[To be done]: Retype exactly the lines that run from the line with "Type out the text in this image." to the final line of the entries, keeping both ends and nothing else.

[Information shown]:

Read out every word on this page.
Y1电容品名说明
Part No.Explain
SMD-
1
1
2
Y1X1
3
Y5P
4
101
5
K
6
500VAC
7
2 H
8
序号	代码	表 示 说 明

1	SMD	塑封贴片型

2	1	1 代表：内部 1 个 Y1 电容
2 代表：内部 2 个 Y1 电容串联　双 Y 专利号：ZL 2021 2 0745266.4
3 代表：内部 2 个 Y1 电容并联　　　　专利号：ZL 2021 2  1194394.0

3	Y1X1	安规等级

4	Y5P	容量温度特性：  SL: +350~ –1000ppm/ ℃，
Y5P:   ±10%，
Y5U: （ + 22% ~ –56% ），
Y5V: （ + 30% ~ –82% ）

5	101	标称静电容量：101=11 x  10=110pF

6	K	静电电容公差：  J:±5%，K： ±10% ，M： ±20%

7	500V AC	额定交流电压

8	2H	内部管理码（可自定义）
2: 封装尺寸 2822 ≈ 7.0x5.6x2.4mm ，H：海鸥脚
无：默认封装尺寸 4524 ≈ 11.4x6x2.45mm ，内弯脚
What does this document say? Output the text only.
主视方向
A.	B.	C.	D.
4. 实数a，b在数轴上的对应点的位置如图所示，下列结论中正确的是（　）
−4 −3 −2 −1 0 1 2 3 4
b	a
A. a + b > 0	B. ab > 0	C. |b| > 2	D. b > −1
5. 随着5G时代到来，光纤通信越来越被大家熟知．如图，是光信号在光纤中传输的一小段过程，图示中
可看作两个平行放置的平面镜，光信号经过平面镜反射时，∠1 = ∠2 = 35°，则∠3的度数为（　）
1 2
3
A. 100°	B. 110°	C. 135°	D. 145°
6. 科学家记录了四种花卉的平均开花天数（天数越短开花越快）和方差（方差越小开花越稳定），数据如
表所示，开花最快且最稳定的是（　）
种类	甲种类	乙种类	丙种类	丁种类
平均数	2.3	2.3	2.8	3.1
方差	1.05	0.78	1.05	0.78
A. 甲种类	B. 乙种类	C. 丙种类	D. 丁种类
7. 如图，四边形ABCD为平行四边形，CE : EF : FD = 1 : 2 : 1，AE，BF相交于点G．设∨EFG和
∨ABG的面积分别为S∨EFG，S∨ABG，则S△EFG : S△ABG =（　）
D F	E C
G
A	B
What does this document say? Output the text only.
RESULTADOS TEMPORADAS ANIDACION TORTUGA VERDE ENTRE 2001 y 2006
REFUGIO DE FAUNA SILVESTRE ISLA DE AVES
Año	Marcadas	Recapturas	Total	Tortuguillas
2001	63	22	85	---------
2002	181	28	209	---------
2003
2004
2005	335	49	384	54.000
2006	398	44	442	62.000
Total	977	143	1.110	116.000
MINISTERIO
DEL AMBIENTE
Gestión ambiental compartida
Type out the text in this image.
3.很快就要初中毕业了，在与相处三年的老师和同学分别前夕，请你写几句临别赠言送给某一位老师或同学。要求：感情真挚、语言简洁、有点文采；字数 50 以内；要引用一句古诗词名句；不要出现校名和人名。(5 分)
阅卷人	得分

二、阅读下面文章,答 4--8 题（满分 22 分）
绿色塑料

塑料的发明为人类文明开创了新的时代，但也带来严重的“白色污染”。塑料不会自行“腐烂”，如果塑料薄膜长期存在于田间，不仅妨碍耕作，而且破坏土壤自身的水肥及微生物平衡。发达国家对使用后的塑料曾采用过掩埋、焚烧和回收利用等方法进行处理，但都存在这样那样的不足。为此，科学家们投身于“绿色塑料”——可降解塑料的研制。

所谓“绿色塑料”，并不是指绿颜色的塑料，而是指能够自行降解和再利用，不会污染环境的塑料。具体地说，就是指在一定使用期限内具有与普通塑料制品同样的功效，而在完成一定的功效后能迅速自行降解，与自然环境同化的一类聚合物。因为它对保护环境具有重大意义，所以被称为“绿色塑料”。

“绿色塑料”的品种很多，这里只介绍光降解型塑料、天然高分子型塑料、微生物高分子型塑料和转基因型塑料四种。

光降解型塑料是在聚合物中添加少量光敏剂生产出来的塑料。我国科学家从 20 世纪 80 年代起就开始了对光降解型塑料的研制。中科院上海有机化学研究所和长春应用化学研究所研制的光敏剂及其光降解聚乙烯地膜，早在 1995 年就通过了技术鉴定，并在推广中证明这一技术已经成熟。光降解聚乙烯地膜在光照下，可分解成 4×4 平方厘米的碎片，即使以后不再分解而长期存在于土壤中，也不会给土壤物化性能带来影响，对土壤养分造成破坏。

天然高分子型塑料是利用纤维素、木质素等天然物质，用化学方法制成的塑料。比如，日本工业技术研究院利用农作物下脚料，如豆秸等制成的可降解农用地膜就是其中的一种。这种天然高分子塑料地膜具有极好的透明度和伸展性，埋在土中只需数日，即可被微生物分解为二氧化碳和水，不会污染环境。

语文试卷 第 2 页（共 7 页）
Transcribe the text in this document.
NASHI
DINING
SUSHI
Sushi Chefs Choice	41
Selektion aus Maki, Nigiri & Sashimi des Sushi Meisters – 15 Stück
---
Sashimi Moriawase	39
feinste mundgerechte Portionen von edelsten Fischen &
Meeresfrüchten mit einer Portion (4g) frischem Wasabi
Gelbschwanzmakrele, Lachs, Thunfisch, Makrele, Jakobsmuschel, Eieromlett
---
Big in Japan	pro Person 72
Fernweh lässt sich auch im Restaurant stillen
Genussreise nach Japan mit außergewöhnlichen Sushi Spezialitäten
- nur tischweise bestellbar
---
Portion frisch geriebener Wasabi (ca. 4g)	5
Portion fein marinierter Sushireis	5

[Output for this task]:
Type out the text in this image.
3.很快就要初中毕业了，在与相处三年的老师和同学分别前夕，请你写几句临别赠言送给某一位老师或同学。要求：感情真挚、语言简洁、有点文采；字数 50 以内；要引用一句古诗词名句；不要出现校名和人名。(5 分)
阅卷人	得分

二、阅读下面文章,答 4--8 题（满分 22 分）
绿色塑料

塑料的发明为人类文明开创了新的时代，但也带来严重的“白色污染”。塑料不会自行“腐烂”，如果塑料薄膜长期存在于田间，不仅妨碍耕作，而且破坏土壤自身的水肥及微生物平衡。发达国家对使用后的塑料曾采用过掩埋、焚烧和回收利用等方法进行处理，但都存在这样那样的不足。为此，科学家们投身于“绿色塑料”——可降解塑料的研制。

所谓“绿色塑料”，并不是指绿颜色的塑料，而是指能够自行降解和再利用，不会污染环境的塑料。具体地说，就是指在一定使用期限内具有与普通塑料制品同样的功效，而在完成一定的功效后能迅速自行降解，与自然环境同化的一类聚合物。因为它对保护环境具有重大意义，所以被称为“绿色塑料”。

“绿色塑料”的品种很多，这里只介绍光降解型塑料、天然高分子型塑料、微生物高分子型塑料和转基因型塑料四种。

光降解型塑料是在聚合物中添加少量光敏剂生产出来的塑料。我国科学家从 20 世纪 80 年代起就开始了对光降解型塑料的研制。中科院上海有机化学研究所和长春应用化学研究所研制的光敏剂及其光降解聚乙烯地膜，早在 1995 年就通过了技术鉴定，并在推广中证明这一技术已经成熟。光降解聚乙烯地膜在光照下，可分解成 4×4 平方厘米的碎片，即使以后不再分解而长期存在于土壤中，也不会给土壤物化性能带来影响，对土壤养分造成破坏。

天然高分子型塑料是利用纤维素、木质素等天然物质，用化学方法制成的塑料。比如，日本工业技术研究院利用农作物下脚料，如豆秸等制成的可降解农用地膜就是其中的一种。这种天然高分子塑料地膜具有极好的透明度和伸展性，埋在土中只需数日，即可被微生物分解为二氧化碳和水，不会污染环境。

语文试卷 第 2 页（共 7 页）
Transcribe the text in this document.
NASHI
DINING
SUSHI
Sushi Chefs Choice	41
Selektion aus Maki, Nigiri & Sashimi des Sushi Meisters – 15 Stück
---
Sashimi Moriawase	39
feinste mundgerechte Portionen von edelsten Fischen &
Meeresfrüchten mit einer Portion (4g) frischem Wasabi
Gelbschwanzmakrele, Lachs, Thunfisch, Makrele, Jakobsmuschel, Eieromlett
---
Big in Japan	pro Person 72
Fernweh lässt sich auch im Restaurant stillen
Genussreise nach Japan mit außergewöhnlichen Sushi Spezialitäten
- nur tischweise bestellbar
---
Portion frisch geriebener Wasabi (ca. 4g)	5
Portion fein marinierter Sushireis	5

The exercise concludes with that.